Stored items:
--------------------

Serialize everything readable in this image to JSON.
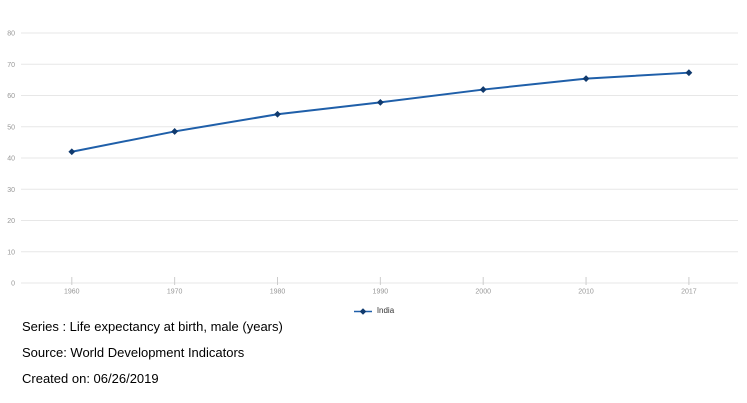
{
  "chart_data": {
    "type": "line",
    "title": "",
    "categories": [
      "1960",
      "1970",
      "1980",
      "1990",
      "2000",
      "2010",
      "2017"
    ],
    "series": [
      {
        "name": "India",
        "values": [
          42,
          48.5,
          54,
          57.8,
          61.9,
          65.4,
          67.3
        ],
        "line_color": "#1f5fa9",
        "marker_color": "#103a6e",
        "marker_shape": "diamond"
      }
    ],
    "xlabel": "",
    "ylabel": "",
    "ylim": [
      0,
      80
    ],
    "y_ticks": [
      0,
      10,
      20,
      30,
      40,
      50,
      60,
      70,
      80
    ],
    "grid": true,
    "gridline_color": "#e7e7e7",
    "tick_mark_color": "#cccccc",
    "axis_label_color": "#979797",
    "legend_position": "bottom-center"
  },
  "legend": {
    "item_label": "India"
  },
  "footer": {
    "series_line": "Series : Life expectancy at birth, male (years)",
    "source_line": "Source: World Development Indicators",
    "created_line": "Created on: 06/26/2019"
  }
}
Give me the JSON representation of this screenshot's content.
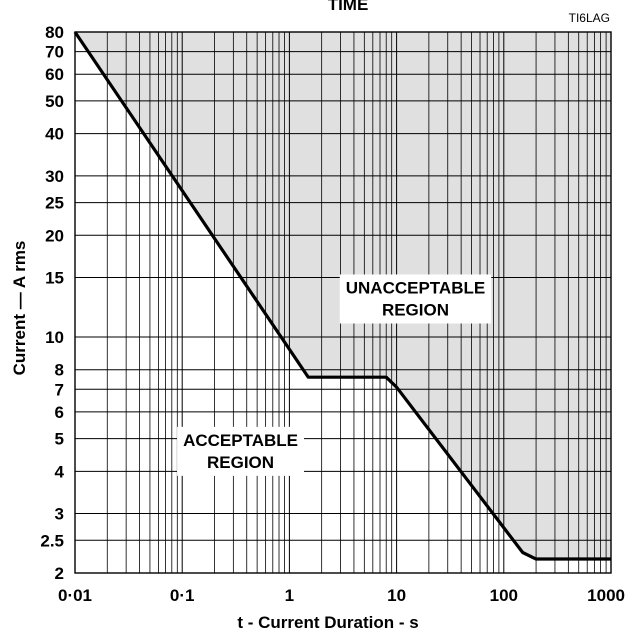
{
  "chart_data": {
    "type": "line",
    "title": "TIME",
    "reference": "TI6LAG",
    "xlabel": "t - Current Duration - s",
    "ylabel": "Current  —  A rms",
    "x_scale": "log",
    "y_scale": "log",
    "xlim": [
      0.01,
      1000
    ],
    "ylim": [
      2,
      80
    ],
    "grid": true,
    "x_ticks": [
      {
        "value": 0.01,
        "label": "0·01"
      },
      {
        "value": 0.1,
        "label": "0·1"
      },
      {
        "value": 1,
        "label": "1"
      },
      {
        "value": 10,
        "label": "10"
      },
      {
        "value": 100,
        "label": "100"
      },
      {
        "value": 1000,
        "label": "1000"
      }
    ],
    "y_ticks": [
      {
        "value": 2,
        "label": "2"
      },
      {
        "value": 2.5,
        "label": "2.5"
      },
      {
        "value": 3,
        "label": "3"
      },
      {
        "value": 4,
        "label": "4"
      },
      {
        "value": 5,
        "label": "5"
      },
      {
        "value": 6,
        "label": "6"
      },
      {
        "value": 7,
        "label": "7"
      },
      {
        "value": 8,
        "label": "8"
      },
      {
        "value": 10,
        "label": "10"
      },
      {
        "value": 15,
        "label": "15"
      },
      {
        "value": 20,
        "label": "20"
      },
      {
        "value": 25,
        "label": "25"
      },
      {
        "value": 30,
        "label": "30"
      },
      {
        "value": 40,
        "label": "40"
      },
      {
        "value": 50,
        "label": "50"
      },
      {
        "value": 60,
        "label": "60"
      },
      {
        "value": 70,
        "label": "70"
      },
      {
        "value": 80,
        "label": "80"
      }
    ],
    "series": [
      {
        "points": [
          {
            "x": 0.01,
            "y": 80
          },
          {
            "x": 1.5,
            "y": 7.6
          },
          {
            "x": 8,
            "y": 7.6
          },
          {
            "x": 10,
            "y": 7.1
          },
          {
            "x": 150,
            "y": 2.3
          },
          {
            "x": 200,
            "y": 2.2
          },
          {
            "x": 1000,
            "y": 2.2
          }
        ]
      }
    ],
    "regions": [
      {
        "label_lines": [
          "UNACCEPTABLE",
          "REGION"
        ],
        "x": 15,
        "y": 13,
        "side": "above",
        "fill": "#e0e0e0"
      },
      {
        "label_lines": [
          "ACCEPTABLE",
          "REGION"
        ],
        "x": 0.35,
        "y": 4.6,
        "side": "below",
        "fill": "#ffffff"
      }
    ],
    "colors": {
      "shade": "#e0e0e0",
      "line": "#000000",
      "grid": "#000000"
    }
  }
}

--------------------

WHAT THIS TASK INVOLVES: Go through the data above and transcribe it in full, omitting any image.

COMPLETED EXERCISE:
Serialize everything readable in this image to JSON.
{
  "chart_data": {
    "type": "line",
    "title": "",
    "categories": [
      "1960",
      "1970",
      "1980",
      "1990",
      "2000",
      "2010",
      "2017"
    ],
    "series": [
      {
        "name": "India",
        "values": [
          42,
          48.5,
          54,
          57.8,
          61.9,
          65.4,
          67.3
        ],
        "line_color": "#1f5fa9",
        "marker_color": "#103a6e",
        "marker_shape": "diamond"
      }
    ],
    "xlabel": "",
    "ylabel": "",
    "ylim": [
      0,
      80
    ],
    "y_ticks": [
      0,
      10,
      20,
      30,
      40,
      50,
      60,
      70,
      80
    ],
    "grid": true,
    "gridline_color": "#e7e7e7",
    "tick_mark_color": "#cccccc",
    "axis_label_color": "#979797",
    "legend_position": "bottom-center"
  },
  "legend": {
    "item_label": "India"
  },
  "footer": {
    "series_line": "Series : Life expectancy at birth, male (years)",
    "source_line": "Source: World Development Indicators",
    "created_line": "Created on: 06/26/2019"
  }
}
Give me the JSON representation of this screenshot's content.
{
  "chart_data": {
    "type": "line",
    "title": "TIME",
    "reference": "TI6LAG",
    "xlabel": "t - Current Duration - s",
    "ylabel": "Current  —  A rms",
    "x_scale": "log",
    "y_scale": "log",
    "xlim": [
      0.01,
      1000
    ],
    "ylim": [
      2,
      80
    ],
    "grid": true,
    "x_ticks": [
      {
        "value": 0.01,
        "label": "0·01"
      },
      {
        "value": 0.1,
        "label": "0·1"
      },
      {
        "value": 1,
        "label": "1"
      },
      {
        "value": 10,
        "label": "10"
      },
      {
        "value": 100,
        "label": "100"
      },
      {
        "value": 1000,
        "label": "1000"
      }
    ],
    "y_ticks": [
      {
        "value": 2,
        "label": "2"
      },
      {
        "value": 2.5,
        "label": "2.5"
      },
      {
        "value": 3,
        "label": "3"
      },
      {
        "value": 4,
        "label": "4"
      },
      {
        "value": 5,
        "label": "5"
      },
      {
        "value": 6,
        "label": "6"
      },
      {
        "value": 7,
        "label": "7"
      },
      {
        "value": 8,
        "label": "8"
      },
      {
        "value": 10,
        "label": "10"
      },
      {
        "value": 15,
        "label": "15"
      },
      {
        "value": 20,
        "label": "20"
      },
      {
        "value": 25,
        "label": "25"
      },
      {
        "value": 30,
        "label": "30"
      },
      {
        "value": 40,
        "label": "40"
      },
      {
        "value": 50,
        "label": "50"
      },
      {
        "value": 60,
        "label": "60"
      },
      {
        "value": 70,
        "label": "70"
      },
      {
        "value": 80,
        "label": "80"
      }
    ],
    "series": [
      {
        "points": [
          {
            "x": 0.01,
            "y": 80
          },
          {
            "x": 1.5,
            "y": 7.6
          },
          {
            "x": 8,
            "y": 7.6
          },
          {
            "x": 10,
            "y": 7.1
          },
          {
            "x": 150,
            "y": 2.3
          },
          {
            "x": 200,
            "y": 2.2
          },
          {
            "x": 1000,
            "y": 2.2
          }
        ]
      }
    ],
    "regions": [
      {
        "label_lines": [
          "UNACCEPTABLE",
          "REGION"
        ],
        "x": 15,
        "y": 13,
        "side": "above",
        "fill": "#e0e0e0"
      },
      {
        "label_lines": [
          "ACCEPTABLE",
          "REGION"
        ],
        "x": 0.35,
        "y": 4.6,
        "side": "below",
        "fill": "#ffffff"
      }
    ],
    "colors": {
      "shade": "#e0e0e0",
      "line": "#000000",
      "grid": "#000000"
    }
  }
}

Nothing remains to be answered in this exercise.